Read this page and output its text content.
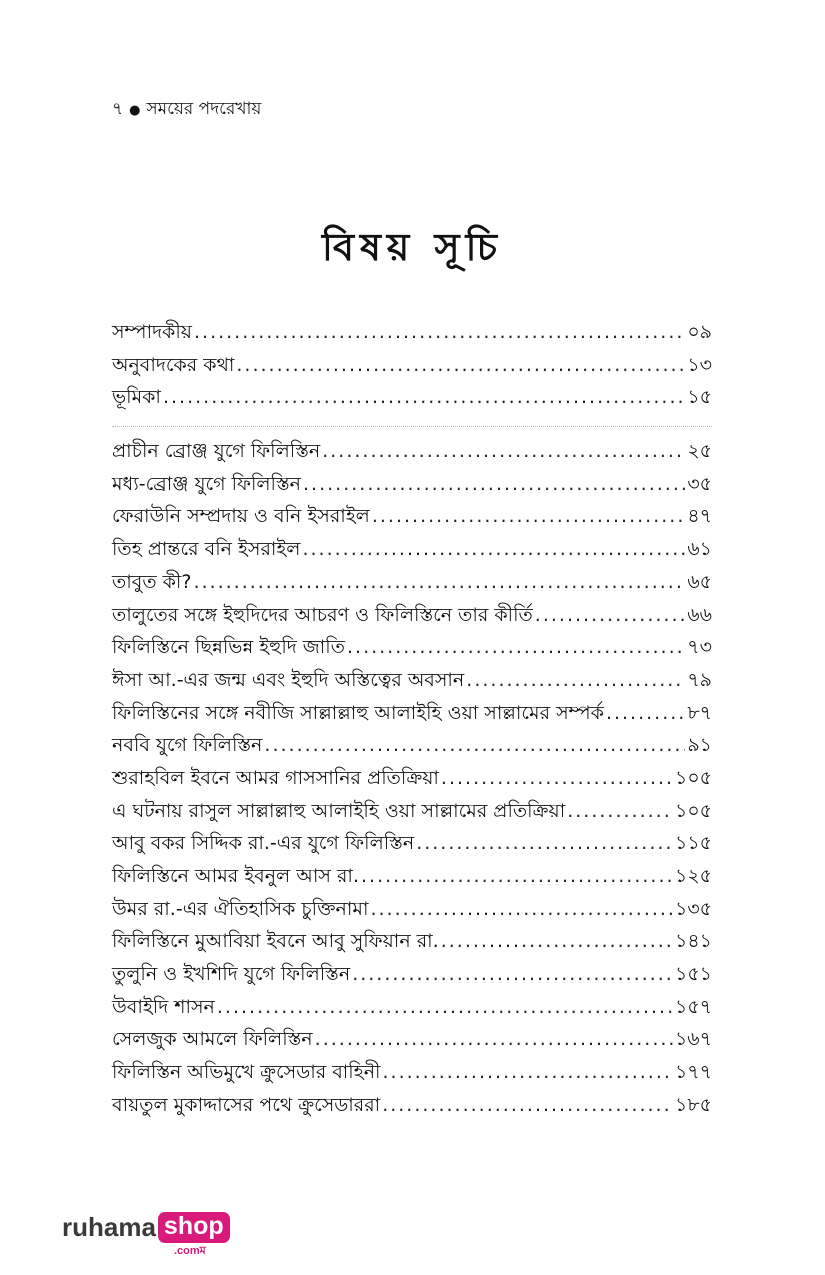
৭ ● সময়ের পদরেখায়
বিষয় সূচি
সম্পাদকীয় .....	০৯
অনুবাদকের কথা .....	১৩
ভূমিকা .....	১৫
প্রাচীন ব্রোঞ্জ যুগে ফিলিস্তিন .....	২৫
মধ্য-ব্রোঞ্জ যুগে ফিলিস্তিন .....	৩৫
ফেরাউনি সম্প্রদায় ও বনি ইসরাইল .....	৪৭
তিহ প্রান্তরে বনি ইসরাইল .....	৬১
তাবুত কী? .....	৬৫
তালুতের সঙ্গে ইহুদিদের আচরণ ও ফিলিস্তিনে তার কীর্তি .....	৬৬
ফিলিস্তিনে ছিন্নভিন্ন ইহুদি জাতি .....	৭৩
ঈসা আ.-এর জন্ম এবং ইহুদি অস্তিত্বের অবসান .....	৭৯
ফিলিস্তিনের সঙ্গে নবীজি সাল্লাল্লাহু আলাইহি ওয়া সাল্লামের সম্পর্ক .....	৮৭
নববি যুগে ফিলিস্তিন .....	৯১
শুরাহবিল ইবনে আমর গাসসানির প্রতিক্রিয়া .....	১০৫
এ ঘটনায় রাসুল সাল্লাল্লাহু আলাইহি ওয়া সাল্লামের প্রতিক্রিয়া .....	১০৫
আবু বকর সিদ্দিক রা.-এর যুগে ফিলিস্তিন .....	১১৫
ফিলিস্তিনে আমর ইবনুল আস রা. .....	১২৫
উমর রা.-এর ঐতিহাসিক চুক্তিনামা .....	১৩৫
ফিলিস্তিনে মুআবিয়া ইবনে আবু সুফিয়ান রা. .....	১৪১
তুলুনি ও ইখশিদি যুগে ফিলিস্তিন .....	১৫১
উবাইদি শাসন .....	১৫৭
সেলজুক আমলে ফিলিস্তিন .....	১৬৭
ফিলিস্তিন অভিমুখে ক্রুসেডার বাহিনী .....	১৭৭
বায়তুল মুকাদ্দাসের পথে ক্রুসেডাররা .....	১৮৫
ruhama shop
.comম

=====

*TASK DETAILS*: Give every line back word for word and leave the pictures out.

*TASK ANSWER*:
Read this page and output its text content.
৭ ● সময়ের পদরেখায়
বিষয় সূচি
সম্পাদকীয় .....	০৯
অনুবাদকের কথা .....	১৩
ভূমিকা .....	১৫
প্রাচীন ব্রোঞ্জ যুগে ফিলিস্তিন .....	২৫
মধ্য-ব্রোঞ্জ যুগে ফিলিস্তিন .....	৩৫
ফেরাউনি সম্প্রদায় ও বনি ইসরাইল .....	৪৭
তিহ প্রান্তরে বনি ইসরাইল .....	৬১
তাবুত কী? .....	৬৫
তালুতের সঙ্গে ইহুদিদের আচরণ ও ফিলিস্তিনে তার কীর্তি .....	৬৬
ফিলিস্তিনে ছিন্নভিন্ন ইহুদি জাতি .....	৭৩
ঈসা আ.-এর জন্ম এবং ইহুদি অস্তিত্বের অবসান .....	৭৯
ফিলিস্তিনের সঙ্গে নবীজি সাল্লাল্লাহু আলাইহি ওয়া সাল্লামের সম্পর্ক .....	৮৭
নববি যুগে ফিলিস্তিন .....	৯১
শুরাহবিল ইবনে আমর গাসসানির প্রতিক্রিয়া .....	১০৫
এ ঘটনায় রাসুল সাল্লাল্লাহু আলাইহি ওয়া সাল্লামের প্রতিক্রিয়া .....	১০৫
আবু বকর সিদ্দিক রা.-এর যুগে ফিলিস্তিন .....	১১৫
ফিলিস্তিনে আমর ইবনুল আস রা. .....	১২৫
উমর রা.-এর ঐতিহাসিক চুক্তিনামা .....	১৩৫
ফিলিস্তিনে মুআবিয়া ইবনে আবু সুফিয়ান রা. .....	১৪১
তুলুনি ও ইখশিদি যুগে ফিলিস্তিন .....	১৫১
উবাইদি শাসন .....	১৫৭
সেলজুক আমলে ফিলিস্তিন .....	১৬৭
ফিলিস্তিন অভিমুখে ক্রুসেডার বাহিনী .....	১৭৭
বায়তুল মুকাদ্দাসের পথে ক্রুসেডাররা .....	১৮৫
ruhama shop
.comম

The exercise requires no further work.